[Collection entries]
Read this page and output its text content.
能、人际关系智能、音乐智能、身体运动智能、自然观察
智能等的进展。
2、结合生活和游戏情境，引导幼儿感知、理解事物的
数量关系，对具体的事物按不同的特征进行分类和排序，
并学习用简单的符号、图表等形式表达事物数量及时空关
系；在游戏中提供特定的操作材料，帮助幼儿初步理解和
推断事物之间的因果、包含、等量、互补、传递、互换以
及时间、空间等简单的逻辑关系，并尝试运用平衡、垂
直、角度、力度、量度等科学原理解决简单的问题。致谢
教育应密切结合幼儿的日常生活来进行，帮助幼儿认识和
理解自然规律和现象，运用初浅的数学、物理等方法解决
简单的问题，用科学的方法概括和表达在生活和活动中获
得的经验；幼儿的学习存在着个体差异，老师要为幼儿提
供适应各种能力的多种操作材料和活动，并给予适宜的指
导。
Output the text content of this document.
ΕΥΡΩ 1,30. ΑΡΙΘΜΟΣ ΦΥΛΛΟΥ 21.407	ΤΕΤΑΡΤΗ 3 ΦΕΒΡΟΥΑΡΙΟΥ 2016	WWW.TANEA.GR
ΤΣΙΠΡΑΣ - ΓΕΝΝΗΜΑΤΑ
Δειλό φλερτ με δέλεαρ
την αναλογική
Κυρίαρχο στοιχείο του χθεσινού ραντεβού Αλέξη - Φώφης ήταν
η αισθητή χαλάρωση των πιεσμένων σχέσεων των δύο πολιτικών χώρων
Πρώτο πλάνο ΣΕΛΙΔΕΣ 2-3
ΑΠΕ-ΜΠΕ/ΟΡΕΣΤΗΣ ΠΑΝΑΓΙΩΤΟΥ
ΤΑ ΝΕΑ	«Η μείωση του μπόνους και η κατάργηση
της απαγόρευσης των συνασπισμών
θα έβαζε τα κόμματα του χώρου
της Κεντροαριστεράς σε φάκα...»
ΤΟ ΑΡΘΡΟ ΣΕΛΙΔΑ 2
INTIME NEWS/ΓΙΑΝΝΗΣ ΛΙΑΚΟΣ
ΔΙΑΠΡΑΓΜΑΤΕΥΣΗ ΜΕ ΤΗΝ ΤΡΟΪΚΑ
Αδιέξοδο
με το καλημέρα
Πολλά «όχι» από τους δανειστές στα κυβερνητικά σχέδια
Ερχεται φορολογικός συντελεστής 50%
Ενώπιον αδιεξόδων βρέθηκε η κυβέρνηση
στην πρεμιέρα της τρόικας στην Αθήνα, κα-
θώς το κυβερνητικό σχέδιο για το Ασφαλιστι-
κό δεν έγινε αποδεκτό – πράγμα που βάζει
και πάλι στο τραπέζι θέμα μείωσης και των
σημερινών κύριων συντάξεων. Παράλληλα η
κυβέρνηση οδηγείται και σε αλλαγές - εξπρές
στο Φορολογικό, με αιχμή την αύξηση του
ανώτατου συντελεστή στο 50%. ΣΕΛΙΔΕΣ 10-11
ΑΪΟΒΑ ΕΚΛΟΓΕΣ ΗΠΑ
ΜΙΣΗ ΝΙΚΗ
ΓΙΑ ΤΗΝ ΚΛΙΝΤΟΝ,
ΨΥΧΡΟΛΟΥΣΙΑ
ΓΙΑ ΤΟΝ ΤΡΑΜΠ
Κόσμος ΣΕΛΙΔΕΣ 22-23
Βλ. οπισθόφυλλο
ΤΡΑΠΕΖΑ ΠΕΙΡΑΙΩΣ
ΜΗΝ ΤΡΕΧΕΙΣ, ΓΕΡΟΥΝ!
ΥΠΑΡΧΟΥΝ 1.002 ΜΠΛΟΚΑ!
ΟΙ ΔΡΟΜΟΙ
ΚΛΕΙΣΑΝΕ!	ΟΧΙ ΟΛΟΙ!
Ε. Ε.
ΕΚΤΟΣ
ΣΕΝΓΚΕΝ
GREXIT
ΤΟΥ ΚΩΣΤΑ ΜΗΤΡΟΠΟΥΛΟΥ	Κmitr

- SET PROBLEM -
Reproduce, word for word, only the lines from the one that contains "Output the text content of this document." through the final line.

- CORRECT OUTPUT -
Output the text content of this document.
ΕΥΡΩ 1,30. ΑΡΙΘΜΟΣ ΦΥΛΛΟΥ 21.407	ΤΕΤΑΡΤΗ 3 ΦΕΒΡΟΥΑΡΙΟΥ 2016	WWW.TANEA.GR
ΤΣΙΠΡΑΣ - ΓΕΝΝΗΜΑΤΑ
Δειλό φλερτ με δέλεαρ
την αναλογική
Κυρίαρχο στοιχείο του χθεσινού ραντεβού Αλέξη - Φώφης ήταν
η αισθητή χαλάρωση των πιεσμένων σχέσεων των δύο πολιτικών χώρων
Πρώτο πλάνο ΣΕΛΙΔΕΣ 2-3
ΑΠΕ-ΜΠΕ/ΟΡΕΣΤΗΣ ΠΑΝΑΓΙΩΤΟΥ
ΤΑ ΝΕΑ	«Η μείωση του μπόνους και η κατάργηση
της απαγόρευσης των συνασπισμών
θα έβαζε τα κόμματα του χώρου
της Κεντροαριστεράς σε φάκα...»
ΤΟ ΑΡΘΡΟ ΣΕΛΙΔΑ 2
INTIME NEWS/ΓΙΑΝΝΗΣ ΛΙΑΚΟΣ
ΔΙΑΠΡΑΓΜΑΤΕΥΣΗ ΜΕ ΤΗΝ ΤΡΟΪΚΑ
Αδιέξοδο
με το καλημέρα
Πολλά «όχι» από τους δανειστές στα κυβερνητικά σχέδια
Ερχεται φορολογικός συντελεστής 50%
Ενώπιον αδιεξόδων βρέθηκε η κυβέρνηση
στην πρεμιέρα της τρόικας στην Αθήνα, κα-
θώς το κυβερνητικό σχέδιο για το Ασφαλιστι-
κό δεν έγινε αποδεκτό – πράγμα που βάζει
και πάλι στο τραπέζι θέμα μείωσης και των
σημερινών κύριων συντάξεων. Παράλληλα η
κυβέρνηση οδηγείται και σε αλλαγές - εξπρές
στο Φορολογικό, με αιχμή την αύξηση του
ανώτατου συντελεστή στο 50%. ΣΕΛΙΔΕΣ 10-11
ΑΪΟΒΑ ΕΚΛΟΓΕΣ ΗΠΑ
ΜΙΣΗ ΝΙΚΗ
ΓΙΑ ΤΗΝ ΚΛΙΝΤΟΝ,
ΨΥΧΡΟΛΟΥΣΙΑ
ΓΙΑ ΤΟΝ ΤΡΑΜΠ
Κόσμος ΣΕΛΙΔΕΣ 22-23
Βλ. οπισθόφυλλο
ΤΡΑΠΕΖΑ ΠΕΙΡΑΙΩΣ
ΜΗΝ ΤΡΕΧΕΙΣ, ΓΕΡΟΥΝ!
ΥΠΑΡΧΟΥΝ 1.002 ΜΠΛΟΚΑ!
ΟΙ ΔΡΟΜΟΙ
ΚΛΕΙΣΑΝΕ!	ΟΧΙ ΟΛΟΙ!
Ε. Ε.
ΕΚΤΟΣ
ΣΕΝΓΚΕΝ
GREXIT
ΤΟΥ ΚΩΣΤΑ ΜΗΤΡΟΠΟΥΛΟΥ	Κmitr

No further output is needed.